| Aufgabenstellung |
Gib den Abschnitt vom Anfang der Einträge bis einschließlich der Zeile mit „task-text: Board-Member-07-Data-Steward Subagent — Board S1“ als Markdown-Tabelle mit den Spalten „Nr“ und „Zeile“ wieder. Leerzeilen lässt du weg.

| Gegebene Einträge |

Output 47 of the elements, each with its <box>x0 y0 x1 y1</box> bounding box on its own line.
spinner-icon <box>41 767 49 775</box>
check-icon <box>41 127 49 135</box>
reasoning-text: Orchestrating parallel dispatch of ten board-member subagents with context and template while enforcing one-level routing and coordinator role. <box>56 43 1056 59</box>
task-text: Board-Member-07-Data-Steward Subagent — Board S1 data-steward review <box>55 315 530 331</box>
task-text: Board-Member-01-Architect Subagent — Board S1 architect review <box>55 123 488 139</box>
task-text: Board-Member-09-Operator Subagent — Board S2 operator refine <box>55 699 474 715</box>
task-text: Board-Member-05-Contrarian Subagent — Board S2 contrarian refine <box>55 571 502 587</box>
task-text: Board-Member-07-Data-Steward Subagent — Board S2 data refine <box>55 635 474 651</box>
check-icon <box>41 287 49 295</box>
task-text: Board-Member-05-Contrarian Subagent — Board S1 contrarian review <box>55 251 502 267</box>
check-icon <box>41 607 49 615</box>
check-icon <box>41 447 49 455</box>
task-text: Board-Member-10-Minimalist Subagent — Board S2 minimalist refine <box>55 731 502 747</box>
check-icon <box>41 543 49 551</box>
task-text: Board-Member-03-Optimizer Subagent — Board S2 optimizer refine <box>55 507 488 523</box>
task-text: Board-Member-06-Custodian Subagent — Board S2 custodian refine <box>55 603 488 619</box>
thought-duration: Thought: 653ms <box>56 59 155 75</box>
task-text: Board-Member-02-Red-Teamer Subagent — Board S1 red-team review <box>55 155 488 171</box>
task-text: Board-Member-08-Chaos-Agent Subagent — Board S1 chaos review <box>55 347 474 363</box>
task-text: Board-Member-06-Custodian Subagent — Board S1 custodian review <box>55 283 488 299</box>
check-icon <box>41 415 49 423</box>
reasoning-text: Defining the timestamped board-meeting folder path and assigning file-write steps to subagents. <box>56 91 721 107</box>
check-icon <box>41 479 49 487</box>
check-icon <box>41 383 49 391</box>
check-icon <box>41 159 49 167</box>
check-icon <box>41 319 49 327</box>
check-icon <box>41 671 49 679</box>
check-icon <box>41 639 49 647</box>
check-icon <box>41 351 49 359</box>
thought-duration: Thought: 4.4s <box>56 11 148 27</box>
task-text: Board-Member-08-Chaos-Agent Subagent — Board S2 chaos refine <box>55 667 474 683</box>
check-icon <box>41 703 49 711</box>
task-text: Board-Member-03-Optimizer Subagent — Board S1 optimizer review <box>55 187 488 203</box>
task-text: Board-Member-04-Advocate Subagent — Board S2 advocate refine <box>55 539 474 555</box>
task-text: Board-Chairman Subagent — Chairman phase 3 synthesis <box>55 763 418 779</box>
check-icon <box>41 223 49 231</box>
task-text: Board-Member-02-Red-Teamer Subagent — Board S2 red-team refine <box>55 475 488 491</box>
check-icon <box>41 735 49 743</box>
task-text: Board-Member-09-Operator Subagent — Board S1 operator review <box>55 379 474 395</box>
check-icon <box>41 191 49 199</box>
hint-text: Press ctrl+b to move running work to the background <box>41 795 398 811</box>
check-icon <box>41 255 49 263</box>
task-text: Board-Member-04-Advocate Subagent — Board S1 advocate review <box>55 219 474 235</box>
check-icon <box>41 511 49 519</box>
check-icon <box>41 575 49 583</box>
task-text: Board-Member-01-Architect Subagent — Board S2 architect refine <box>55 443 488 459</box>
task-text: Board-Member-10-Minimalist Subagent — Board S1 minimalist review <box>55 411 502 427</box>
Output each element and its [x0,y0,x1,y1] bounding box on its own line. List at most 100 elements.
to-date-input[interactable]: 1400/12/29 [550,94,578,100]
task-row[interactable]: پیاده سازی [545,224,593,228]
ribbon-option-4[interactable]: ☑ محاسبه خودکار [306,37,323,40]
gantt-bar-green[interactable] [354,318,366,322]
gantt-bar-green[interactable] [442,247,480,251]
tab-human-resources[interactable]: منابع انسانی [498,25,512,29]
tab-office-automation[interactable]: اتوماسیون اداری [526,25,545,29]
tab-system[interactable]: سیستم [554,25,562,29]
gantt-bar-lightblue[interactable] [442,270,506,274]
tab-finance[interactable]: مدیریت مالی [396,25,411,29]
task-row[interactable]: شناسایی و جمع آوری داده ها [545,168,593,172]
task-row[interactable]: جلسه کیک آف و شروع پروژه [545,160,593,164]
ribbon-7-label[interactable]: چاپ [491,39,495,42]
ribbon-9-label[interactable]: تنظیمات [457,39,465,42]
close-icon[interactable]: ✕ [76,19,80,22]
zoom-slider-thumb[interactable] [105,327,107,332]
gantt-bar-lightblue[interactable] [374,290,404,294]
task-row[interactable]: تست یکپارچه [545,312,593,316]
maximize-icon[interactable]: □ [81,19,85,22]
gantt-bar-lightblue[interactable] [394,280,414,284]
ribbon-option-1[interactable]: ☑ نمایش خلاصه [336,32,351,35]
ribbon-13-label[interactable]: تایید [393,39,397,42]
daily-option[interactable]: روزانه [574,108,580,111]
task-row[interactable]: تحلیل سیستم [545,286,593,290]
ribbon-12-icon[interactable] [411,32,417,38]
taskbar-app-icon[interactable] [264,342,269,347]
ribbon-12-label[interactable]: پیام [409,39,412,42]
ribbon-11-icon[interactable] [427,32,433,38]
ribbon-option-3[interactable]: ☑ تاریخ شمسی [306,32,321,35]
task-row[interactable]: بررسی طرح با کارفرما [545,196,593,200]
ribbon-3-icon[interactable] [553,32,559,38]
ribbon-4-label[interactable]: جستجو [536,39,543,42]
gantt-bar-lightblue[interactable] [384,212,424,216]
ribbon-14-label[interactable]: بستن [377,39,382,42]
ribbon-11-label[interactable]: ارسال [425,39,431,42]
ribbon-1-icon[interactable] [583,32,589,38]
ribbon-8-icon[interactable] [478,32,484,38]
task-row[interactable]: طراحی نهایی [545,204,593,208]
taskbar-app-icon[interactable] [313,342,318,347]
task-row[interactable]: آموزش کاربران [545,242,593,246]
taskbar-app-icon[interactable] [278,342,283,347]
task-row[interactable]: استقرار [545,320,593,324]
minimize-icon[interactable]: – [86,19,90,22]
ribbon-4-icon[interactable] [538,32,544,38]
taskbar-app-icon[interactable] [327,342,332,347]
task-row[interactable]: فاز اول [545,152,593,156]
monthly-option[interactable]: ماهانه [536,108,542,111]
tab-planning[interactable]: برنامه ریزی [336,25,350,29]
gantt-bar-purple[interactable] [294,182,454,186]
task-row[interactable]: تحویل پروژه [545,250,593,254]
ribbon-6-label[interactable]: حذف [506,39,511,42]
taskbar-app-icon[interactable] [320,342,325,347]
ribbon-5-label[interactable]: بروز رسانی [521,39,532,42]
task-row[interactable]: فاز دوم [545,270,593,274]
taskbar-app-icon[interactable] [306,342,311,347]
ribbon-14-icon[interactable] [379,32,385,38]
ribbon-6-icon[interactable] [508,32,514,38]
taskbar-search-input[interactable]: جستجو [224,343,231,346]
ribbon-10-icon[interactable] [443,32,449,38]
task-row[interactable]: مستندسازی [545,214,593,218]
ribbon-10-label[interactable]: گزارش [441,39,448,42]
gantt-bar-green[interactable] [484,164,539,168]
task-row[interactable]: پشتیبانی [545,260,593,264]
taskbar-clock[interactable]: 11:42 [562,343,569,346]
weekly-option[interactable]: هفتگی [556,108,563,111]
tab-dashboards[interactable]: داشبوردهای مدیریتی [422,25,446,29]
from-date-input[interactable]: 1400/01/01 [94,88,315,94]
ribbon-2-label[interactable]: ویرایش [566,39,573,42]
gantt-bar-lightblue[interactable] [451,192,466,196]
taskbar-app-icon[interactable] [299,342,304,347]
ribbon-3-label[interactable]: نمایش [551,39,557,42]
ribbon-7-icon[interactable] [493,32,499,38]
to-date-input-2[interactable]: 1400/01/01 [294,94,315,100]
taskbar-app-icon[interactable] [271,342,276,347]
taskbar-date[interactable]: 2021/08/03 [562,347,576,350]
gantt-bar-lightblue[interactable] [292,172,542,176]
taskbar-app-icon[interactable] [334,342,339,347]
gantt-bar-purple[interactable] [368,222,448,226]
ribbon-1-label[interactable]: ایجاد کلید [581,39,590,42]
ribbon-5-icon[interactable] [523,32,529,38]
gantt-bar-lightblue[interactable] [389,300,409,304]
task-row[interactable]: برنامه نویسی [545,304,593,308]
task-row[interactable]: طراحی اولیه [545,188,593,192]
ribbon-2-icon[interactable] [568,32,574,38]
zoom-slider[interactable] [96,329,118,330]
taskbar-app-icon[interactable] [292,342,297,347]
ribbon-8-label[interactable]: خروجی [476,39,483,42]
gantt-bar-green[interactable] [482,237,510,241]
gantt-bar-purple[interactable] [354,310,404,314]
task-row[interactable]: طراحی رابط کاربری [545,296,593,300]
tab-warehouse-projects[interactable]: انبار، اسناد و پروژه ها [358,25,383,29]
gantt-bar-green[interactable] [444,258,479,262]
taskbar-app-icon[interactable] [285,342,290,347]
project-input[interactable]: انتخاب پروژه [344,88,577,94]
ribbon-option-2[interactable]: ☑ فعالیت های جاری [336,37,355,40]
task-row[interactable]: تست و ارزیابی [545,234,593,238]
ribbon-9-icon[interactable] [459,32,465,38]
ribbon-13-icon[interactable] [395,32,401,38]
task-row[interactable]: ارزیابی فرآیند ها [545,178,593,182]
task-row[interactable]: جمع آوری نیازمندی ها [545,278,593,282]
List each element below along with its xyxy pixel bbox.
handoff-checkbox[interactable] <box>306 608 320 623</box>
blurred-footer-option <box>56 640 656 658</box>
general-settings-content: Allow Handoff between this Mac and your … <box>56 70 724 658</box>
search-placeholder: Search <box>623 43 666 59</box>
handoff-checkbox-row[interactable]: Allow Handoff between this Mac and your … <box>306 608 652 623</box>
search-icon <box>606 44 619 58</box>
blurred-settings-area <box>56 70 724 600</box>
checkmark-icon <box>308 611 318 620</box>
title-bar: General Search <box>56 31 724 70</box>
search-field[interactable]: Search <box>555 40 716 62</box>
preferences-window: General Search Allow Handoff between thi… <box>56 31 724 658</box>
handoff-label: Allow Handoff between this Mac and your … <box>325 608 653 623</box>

| Ergebnis |
| Nr | Zeile |
|---|---|
| 1 | Output 47 of the elements, each with its <box>x0 y0 x1 y1</box> bounding box on its own line. |
| 2 | spinner-icon <box>41 767 49 775</box> |
| 3 | check-icon <box>41 127 49 135</box> |
| 4 | reasoning-text: Orchestrating parallel dispatch of ten board-member subagents with context and template while enforcing one-level routing and coordinator role. <box>56 43 1056 59</box> |
| 5 | task-text: Board-Member-07-Data-Steward Subagent — Board S1 data-steward review <box>55 315 530 331</box> |